>>>>>
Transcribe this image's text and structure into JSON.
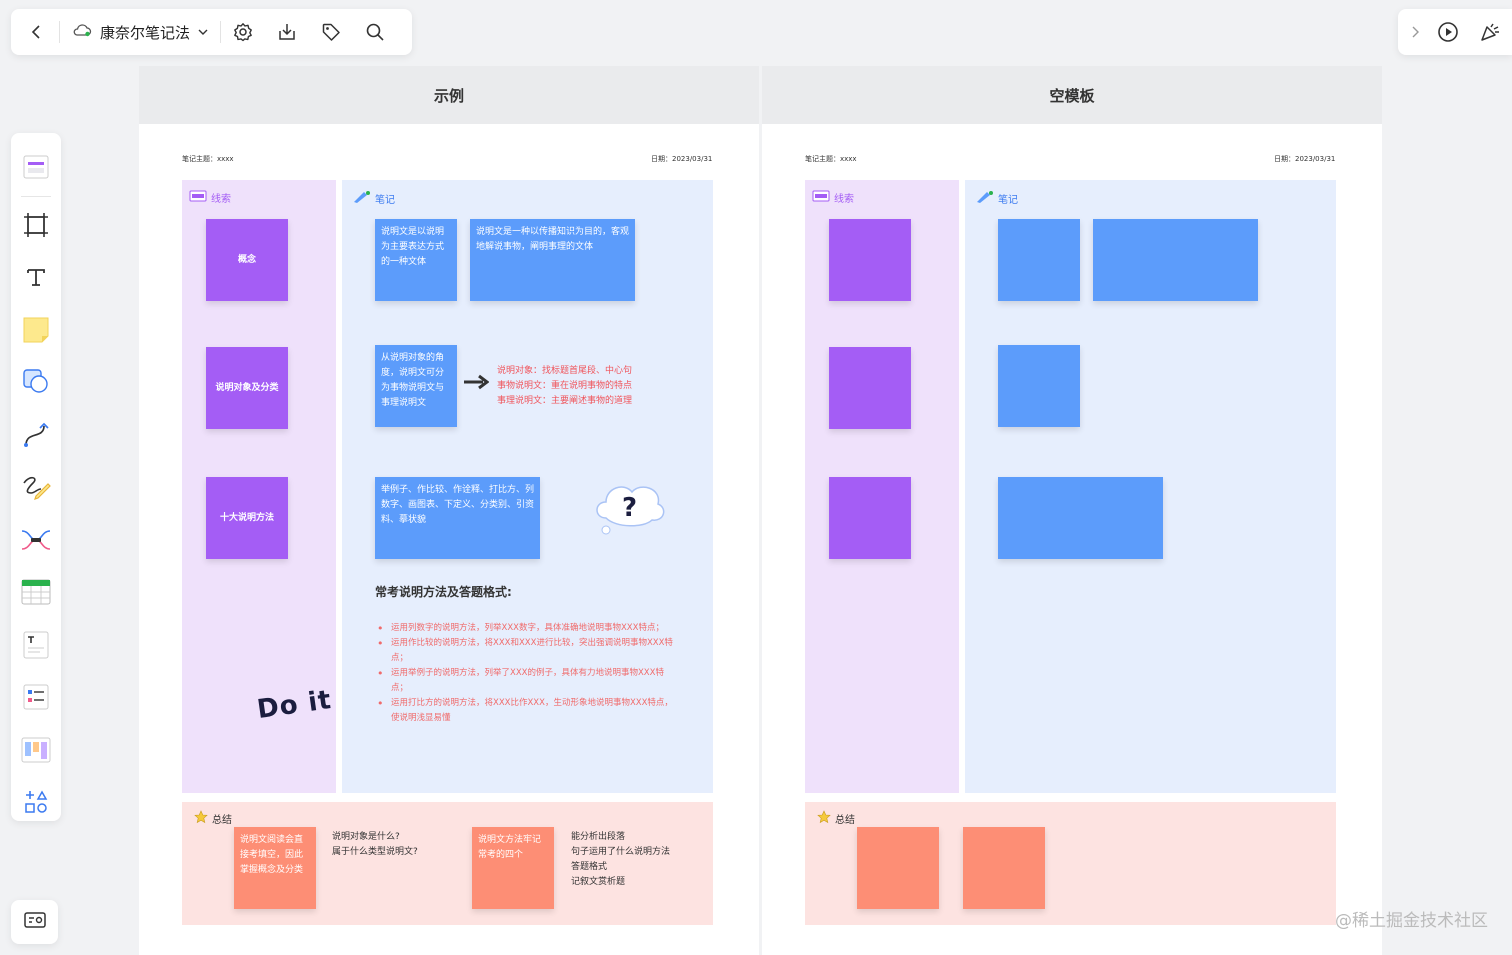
{
  "toolbar": {
    "doc_title": "康奈尔笔记法"
  },
  "frames": {
    "example_title": "示例",
    "blank_title": "空模板"
  },
  "example": {
    "topic": "笔记主题：xxxx",
    "date": "日期：2023/03/31",
    "clue_label": "线索",
    "note_label": "笔记",
    "summary_label": "总结",
    "clues": [
      "概念",
      "说明对象及分类",
      "十大说明方法"
    ],
    "note1": "说明文是以说明为主要表达方式的一种文体",
    "note2": "说明文是一种以传播知识为目的，客观地解说事物，阐明事理的文体",
    "note3": "从说明对象的角度，说明文可分为事物说明文与事理说明文",
    "red_lines": [
      "说明对象：找标题首尾段、中心句",
      "事物说明文：重在说明事物的特点",
      "事理说明文：主要阐述事物的道理"
    ],
    "note4": "举例子、作比较、作诠释、打比方、列数字、画图表、下定义、分类别、引资料、摹状貌",
    "methods_title": "常考说明方法及答题格式:",
    "methods": [
      "运用列数字的说明方法，列举XXX数字，具体准确地说明事物XXX特点；",
      "运用作比较的说明方法，将XXX和XXX进行比较，突出强调说明事物XXX特点；",
      "运用举例子的说明方法，列举了XXX的例子，具体有力地说明事物XXX特点；",
      "运用打比方的说明方法，将XXX比作XXX，生动形象地说明事物XXX特点，使说明浅显易懂"
    ],
    "sticker_doit": "Do it",
    "sum_sticky1": "说明文阅读会直接考填空，因此掌握概念及分类",
    "sum_q": "说明对象是什么?\n属于什么类型说明文?",
    "sum_sticky2": "说明文方法牢记常考的四个",
    "sum_list": "能分析出段落\n句子运用了什么说明方法\n答题格式\n记叙文赏析题"
  },
  "blank": {
    "topic": "笔记主题：xxxx",
    "date": "日期：2023/03/31",
    "clue_label": "线索",
    "note_label": "笔记",
    "summary_label": "总结"
  },
  "watermark": "@稀土掘金技术社区",
  "colors": {
    "clue_bg": "#efe1fb",
    "note_bg": "#e6eefd",
    "summary_bg": "#fde3e1",
    "purple_sticky": "#a45df5",
    "blue_sticky": "#5c9cfb",
    "orange_sticky": "#fd8e75"
  },
  "icons": {
    "left_toolbar": [
      "back-icon",
      "cloud-icon",
      "chevron-down-icon",
      "settings-icon",
      "download-icon",
      "tag-icon",
      "search-icon"
    ],
    "right_toolbar": [
      "chevron-right-icon",
      "play-icon",
      "celebrate-icon"
    ],
    "side_tools": [
      "template-icon",
      "frame-icon",
      "text-icon",
      "sticky-note-icon",
      "shape-icon",
      "connector-icon",
      "pen-icon",
      "mindmap-icon",
      "table-icon",
      "text-card-icon",
      "list-card-icon",
      "kanban-icon",
      "more-shapes-icon"
    ]
  }
}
<<<<<
EXERCISE DESCRIPTION: Restate the listing above word for word, and skip the pictures.

ANSWER TO THIS PROBLEM:
Transcribe this image's text and structure into JSON.
{
  "toolbar": {
    "doc_title": "康奈尔笔记法"
  },
  "frames": {
    "example_title": "示例",
    "blank_title": "空模板"
  },
  "example": {
    "topic": "笔记主题：xxxx",
    "date": "日期：2023/03/31",
    "clue_label": "线索",
    "note_label": "笔记",
    "summary_label": "总结",
    "clues": [
      "概念",
      "说明对象及分类",
      "十大说明方法"
    ],
    "note1": "说明文是以说明为主要表达方式的一种文体",
    "note2": "说明文是一种以传播知识为目的，客观地解说事物，阐明事理的文体",
    "note3": "从说明对象的角度，说明文可分为事物说明文与事理说明文",
    "red_lines": [
      "说明对象：找标题首尾段、中心句",
      "事物说明文：重在说明事物的特点",
      "事理说明文：主要阐述事物的道理"
    ],
    "note4": "举例子、作比较、作诠释、打比方、列数字、画图表、下定义、分类别、引资料、摹状貌",
    "methods_title": "常考说明方法及答题格式:",
    "methods": [
      "运用列数字的说明方法，列举XXX数字，具体准确地说明事物XXX特点；",
      "运用作比较的说明方法，将XXX和XXX进行比较，突出强调说明事物XXX特点；",
      "运用举例子的说明方法，列举了XXX的例子，具体有力地说明事物XXX特点；",
      "运用打比方的说明方法，将XXX比作XXX，生动形象地说明事物XXX特点，使说明浅显易懂"
    ],
    "sticker_doit": "Do it",
    "sum_sticky1": "说明文阅读会直接考填空，因此掌握概念及分类",
    "sum_q": "说明对象是什么?\n属于什么类型说明文?",
    "sum_sticky2": "说明文方法牢记常考的四个",
    "sum_list": "能分析出段落\n句子运用了什么说明方法\n答题格式\n记叙文赏析题"
  },
  "blank": {
    "topic": "笔记主题：xxxx",
    "date": "日期：2023/03/31",
    "clue_label": "线索",
    "note_label": "笔记",
    "summary_label": "总结"
  },
  "watermark": "@稀土掘金技术社区",
  "colors": {
    "clue_bg": "#efe1fb",
    "note_bg": "#e6eefd",
    "summary_bg": "#fde3e1",
    "purple_sticky": "#a45df5",
    "blue_sticky": "#5c9cfb",
    "orange_sticky": "#fd8e75"
  },
  "icons": {
    "left_toolbar": [
      "back-icon",
      "cloud-icon",
      "chevron-down-icon",
      "settings-icon",
      "download-icon",
      "tag-icon",
      "search-icon"
    ],
    "right_toolbar": [
      "chevron-right-icon",
      "play-icon",
      "celebrate-icon"
    ],
    "side_tools": [
      "template-icon",
      "frame-icon",
      "text-icon",
      "sticky-note-icon",
      "shape-icon",
      "connector-icon",
      "pen-icon",
      "mindmap-icon",
      "table-icon",
      "text-card-icon",
      "list-card-icon",
      "kanban-icon",
      "more-shapes-icon"
    ]
  }
}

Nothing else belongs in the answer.